§ Work instructions
Provide the count of lines that hold "Zgodnie" and no other output.

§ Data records
— Begin —

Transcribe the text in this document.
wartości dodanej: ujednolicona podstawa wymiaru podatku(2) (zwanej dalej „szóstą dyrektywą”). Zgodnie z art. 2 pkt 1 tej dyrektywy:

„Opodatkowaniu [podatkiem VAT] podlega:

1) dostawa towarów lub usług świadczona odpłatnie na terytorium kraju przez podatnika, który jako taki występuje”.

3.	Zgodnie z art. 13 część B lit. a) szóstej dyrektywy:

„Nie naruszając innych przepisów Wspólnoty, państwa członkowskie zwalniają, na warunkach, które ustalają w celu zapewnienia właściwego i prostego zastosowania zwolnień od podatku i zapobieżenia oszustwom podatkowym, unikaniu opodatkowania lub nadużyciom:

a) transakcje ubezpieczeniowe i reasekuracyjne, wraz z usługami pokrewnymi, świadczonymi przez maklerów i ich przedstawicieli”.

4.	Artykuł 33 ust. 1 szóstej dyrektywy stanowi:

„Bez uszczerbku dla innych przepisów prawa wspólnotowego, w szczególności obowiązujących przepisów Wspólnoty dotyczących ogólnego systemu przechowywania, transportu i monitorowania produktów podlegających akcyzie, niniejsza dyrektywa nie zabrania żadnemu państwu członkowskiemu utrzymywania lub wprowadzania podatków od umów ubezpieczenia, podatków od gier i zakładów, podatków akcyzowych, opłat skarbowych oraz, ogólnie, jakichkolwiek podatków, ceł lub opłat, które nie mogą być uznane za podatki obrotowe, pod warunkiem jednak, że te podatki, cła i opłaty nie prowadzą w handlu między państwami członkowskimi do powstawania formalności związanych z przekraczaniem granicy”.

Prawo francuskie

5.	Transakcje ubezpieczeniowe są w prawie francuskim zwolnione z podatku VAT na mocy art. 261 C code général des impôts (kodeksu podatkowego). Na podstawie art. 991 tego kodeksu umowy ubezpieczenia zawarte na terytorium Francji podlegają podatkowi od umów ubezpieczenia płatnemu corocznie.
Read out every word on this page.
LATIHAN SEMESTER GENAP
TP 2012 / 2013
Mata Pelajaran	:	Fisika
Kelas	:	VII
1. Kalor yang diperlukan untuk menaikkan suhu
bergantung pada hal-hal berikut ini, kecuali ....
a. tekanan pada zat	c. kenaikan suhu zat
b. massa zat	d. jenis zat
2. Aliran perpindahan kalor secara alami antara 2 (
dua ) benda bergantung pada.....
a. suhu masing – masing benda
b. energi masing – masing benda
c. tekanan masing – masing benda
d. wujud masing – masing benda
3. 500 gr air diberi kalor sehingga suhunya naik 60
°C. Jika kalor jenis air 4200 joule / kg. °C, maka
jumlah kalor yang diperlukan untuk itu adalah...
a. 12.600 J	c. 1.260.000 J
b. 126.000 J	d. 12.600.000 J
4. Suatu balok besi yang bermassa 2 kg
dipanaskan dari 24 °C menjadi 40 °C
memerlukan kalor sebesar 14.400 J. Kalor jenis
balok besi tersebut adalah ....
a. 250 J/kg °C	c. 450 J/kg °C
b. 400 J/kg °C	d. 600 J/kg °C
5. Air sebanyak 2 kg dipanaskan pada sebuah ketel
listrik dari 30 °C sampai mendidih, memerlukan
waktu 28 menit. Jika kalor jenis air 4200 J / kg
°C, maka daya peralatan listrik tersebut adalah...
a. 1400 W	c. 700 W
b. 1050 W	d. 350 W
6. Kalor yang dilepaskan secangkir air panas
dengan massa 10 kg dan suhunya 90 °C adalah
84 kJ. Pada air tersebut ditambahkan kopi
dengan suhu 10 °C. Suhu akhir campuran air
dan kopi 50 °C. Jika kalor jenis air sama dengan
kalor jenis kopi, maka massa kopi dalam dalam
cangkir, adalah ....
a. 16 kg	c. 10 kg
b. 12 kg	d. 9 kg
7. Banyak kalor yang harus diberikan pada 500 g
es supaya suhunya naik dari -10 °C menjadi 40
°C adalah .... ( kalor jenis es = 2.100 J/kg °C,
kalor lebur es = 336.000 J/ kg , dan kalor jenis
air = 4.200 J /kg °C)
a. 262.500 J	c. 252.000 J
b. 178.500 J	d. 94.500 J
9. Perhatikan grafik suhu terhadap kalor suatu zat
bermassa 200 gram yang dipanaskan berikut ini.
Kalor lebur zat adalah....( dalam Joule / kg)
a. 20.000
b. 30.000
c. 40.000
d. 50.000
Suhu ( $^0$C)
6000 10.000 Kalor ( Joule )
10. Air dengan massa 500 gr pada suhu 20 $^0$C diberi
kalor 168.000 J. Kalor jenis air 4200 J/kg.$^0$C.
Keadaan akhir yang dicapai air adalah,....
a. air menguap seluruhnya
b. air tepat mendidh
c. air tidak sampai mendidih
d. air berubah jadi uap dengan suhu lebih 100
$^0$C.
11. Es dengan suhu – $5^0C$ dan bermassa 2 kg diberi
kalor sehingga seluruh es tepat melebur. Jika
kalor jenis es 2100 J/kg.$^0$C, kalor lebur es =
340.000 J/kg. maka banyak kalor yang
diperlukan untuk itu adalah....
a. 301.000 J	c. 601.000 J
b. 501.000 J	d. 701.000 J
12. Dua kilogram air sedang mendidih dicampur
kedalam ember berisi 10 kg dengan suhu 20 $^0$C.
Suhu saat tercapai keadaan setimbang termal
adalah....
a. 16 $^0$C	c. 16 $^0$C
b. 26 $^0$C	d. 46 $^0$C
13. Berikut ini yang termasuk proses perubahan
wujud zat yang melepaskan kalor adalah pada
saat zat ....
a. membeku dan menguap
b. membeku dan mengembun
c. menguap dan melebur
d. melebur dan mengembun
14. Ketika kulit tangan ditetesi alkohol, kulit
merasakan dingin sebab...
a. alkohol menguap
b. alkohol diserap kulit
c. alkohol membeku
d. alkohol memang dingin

— End —
— Begin —

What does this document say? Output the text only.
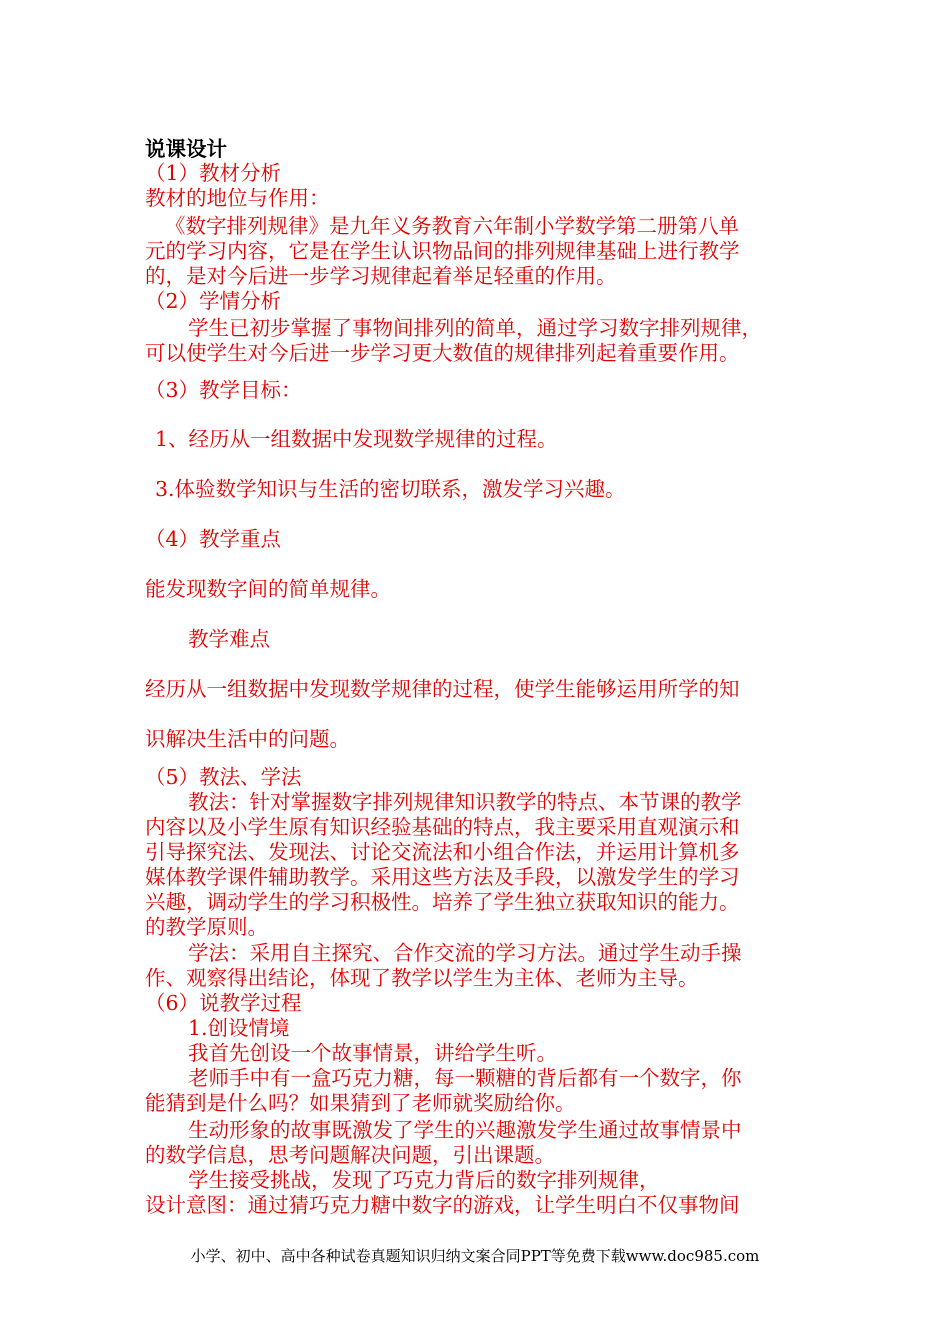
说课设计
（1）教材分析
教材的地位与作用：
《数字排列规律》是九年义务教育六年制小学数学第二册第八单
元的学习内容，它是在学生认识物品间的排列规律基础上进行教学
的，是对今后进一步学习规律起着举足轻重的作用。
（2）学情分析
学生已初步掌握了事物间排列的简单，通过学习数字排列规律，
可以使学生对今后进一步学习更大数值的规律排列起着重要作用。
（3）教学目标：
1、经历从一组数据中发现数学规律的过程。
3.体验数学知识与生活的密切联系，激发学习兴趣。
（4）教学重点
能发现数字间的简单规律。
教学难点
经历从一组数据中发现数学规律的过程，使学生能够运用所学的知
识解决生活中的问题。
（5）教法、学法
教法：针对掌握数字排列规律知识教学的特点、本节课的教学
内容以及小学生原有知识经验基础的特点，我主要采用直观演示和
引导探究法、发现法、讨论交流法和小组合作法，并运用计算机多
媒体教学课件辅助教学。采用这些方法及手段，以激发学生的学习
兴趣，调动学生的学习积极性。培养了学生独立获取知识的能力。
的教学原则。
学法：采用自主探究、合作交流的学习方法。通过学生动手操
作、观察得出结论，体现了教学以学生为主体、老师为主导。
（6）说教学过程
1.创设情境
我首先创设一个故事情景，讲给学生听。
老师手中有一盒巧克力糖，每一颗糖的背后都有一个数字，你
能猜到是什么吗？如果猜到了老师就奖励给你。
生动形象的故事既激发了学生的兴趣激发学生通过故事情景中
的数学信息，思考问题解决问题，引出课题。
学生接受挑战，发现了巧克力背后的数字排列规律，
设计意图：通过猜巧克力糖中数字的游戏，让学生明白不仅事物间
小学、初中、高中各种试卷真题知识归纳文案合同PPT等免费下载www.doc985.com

— End —

§ The solution
2